Problem to solve:
Keep the images out and copy every entry below exactly.

<<<<

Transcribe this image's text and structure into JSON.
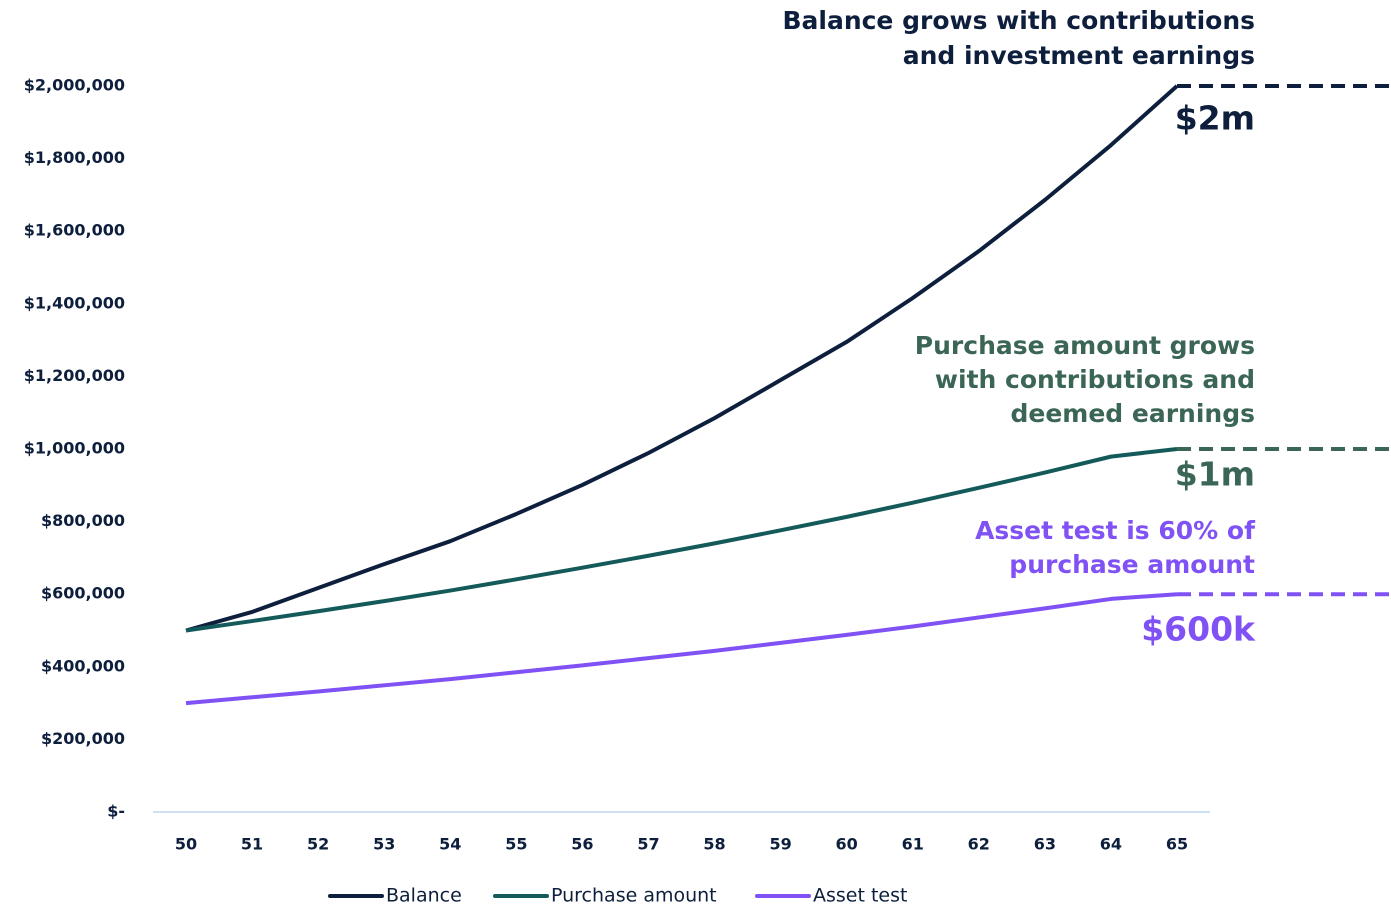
{
  "chart_data": {
    "type": "line",
    "x": [
      50,
      51,
      52,
      53,
      54,
      55,
      56,
      57,
      58,
      59,
      60,
      61,
      62,
      63,
      64,
      65
    ],
    "xlim": [
      50,
      65
    ],
    "series": [
      {
        "name": "Balance",
        "color": "#0d1f3c",
        "values": [
          500000,
          551000,
          617000,
          683000,
          746000,
          821000,
          901000,
          989000,
          1085000,
          1190000,
          1295000,
          1416000,
          1545000,
          1686000,
          1837000,
          2000000
        ]
      },
      {
        "name": "Purchase amount",
        "color": "#145a5a",
        "values": [
          500000,
          526000,
          553000,
          581000,
          610000,
          641000,
          673000,
          706000,
          740000,
          776000,
          813000,
          852000,
          893000,
          935000,
          979000,
          1000000
        ]
      },
      {
        "name": "Asset test",
        "color": "#8052f5",
        "values": [
          300000,
          316000,
          332000,
          349000,
          366000,
          385000,
          404000,
          424000,
          444000,
          466000,
          488000,
          511000,
          536000,
          561000,
          587000,
          600000
        ]
      }
    ],
    "ylim": [
      0,
      2000000
    ],
    "yticks": [
      {
        "value": 0,
        "label": "$-"
      },
      {
        "value": 200000,
        "label": "$200,000"
      },
      {
        "value": 400000,
        "label": "$400,000"
      },
      {
        "value": 600000,
        "label": "$600,000"
      },
      {
        "value": 800000,
        "label": "$800,000"
      },
      {
        "value": 1000000,
        "label": "$1,000,000"
      },
      {
        "value": 1200000,
        "label": "$1,200,000"
      },
      {
        "value": 1400000,
        "label": "$1,400,000"
      },
      {
        "value": 1600000,
        "label": "$1,600,000"
      },
      {
        "value": 1800000,
        "label": "$1,800,000"
      },
      {
        "value": 2000000,
        "label": "$2,000,000"
      }
    ],
    "legend": "bottom",
    "annotations": [
      {
        "lines": [
          "Balance grows with contributions",
          "and investment earnings"
        ],
        "label": "$2m",
        "color": "#0d1f3c"
      },
      {
        "lines": [
          "Purchase amount grows",
          "with contributions and",
          "deemed earnings"
        ],
        "label": "$1m",
        "color": "#3b6655"
      },
      {
        "lines": [
          "Asset test is 60% of",
          "purchase amount"
        ],
        "label": "$600k",
        "color": "#8052f5"
      }
    ]
  }
}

>>>>

Result of this exercise:
Transcribe this image's text and structure into JSON.
{
  "chart_data": {
    "type": "line",
    "x": [
      50,
      51,
      52,
      53,
      54,
      55,
      56,
      57,
      58,
      59,
      60,
      61,
      62,
      63,
      64,
      65
    ],
    "xlim": [
      50,
      65
    ],
    "series": [
      {
        "name": "Balance",
        "color": "#0d1f3c",
        "values": [
          500000,
          551000,
          617000,
          683000,
          746000,
          821000,
          901000,
          989000,
          1085000,
          1190000,
          1295000,
          1416000,
          1545000,
          1686000,
          1837000,
          2000000
        ]
      },
      {
        "name": "Purchase amount",
        "color": "#145a5a",
        "values": [
          500000,
          526000,
          553000,
          581000,
          610000,
          641000,
          673000,
          706000,
          740000,
          776000,
          813000,
          852000,
          893000,
          935000,
          979000,
          1000000
        ]
      },
      {
        "name": "Asset test",
        "color": "#8052f5",
        "values": [
          300000,
          316000,
          332000,
          349000,
          366000,
          385000,
          404000,
          424000,
          444000,
          466000,
          488000,
          511000,
          536000,
          561000,
          587000,
          600000
        ]
      }
    ],
    "ylim": [
      0,
      2000000
    ],
    "yticks": [
      {
        "value": 0,
        "label": "$-"
      },
      {
        "value": 200000,
        "label": "$200,000"
      },
      {
        "value": 400000,
        "label": "$400,000"
      },
      {
        "value": 600000,
        "label": "$600,000"
      },
      {
        "value": 800000,
        "label": "$800,000"
      },
      {
        "value": 1000000,
        "label": "$1,000,000"
      },
      {
        "value": 1200000,
        "label": "$1,200,000"
      },
      {
        "value": 1400000,
        "label": "$1,400,000"
      },
      {
        "value": 1600000,
        "label": "$1,600,000"
      },
      {
        "value": 1800000,
        "label": "$1,800,000"
      },
      {
        "value": 2000000,
        "label": "$2,000,000"
      }
    ],
    "legend": "bottom",
    "annotations": [
      {
        "lines": [
          "Balance grows with contributions",
          "and investment earnings"
        ],
        "label": "$2m",
        "color": "#0d1f3c"
      },
      {
        "lines": [
          "Purchase amount grows",
          "with contributions and",
          "deemed earnings"
        ],
        "label": "$1m",
        "color": "#3b6655"
      },
      {
        "lines": [
          "Asset test is 60% of",
          "purchase amount"
        ],
        "label": "$600k",
        "color": "#8052f5"
      }
    ]
  }
}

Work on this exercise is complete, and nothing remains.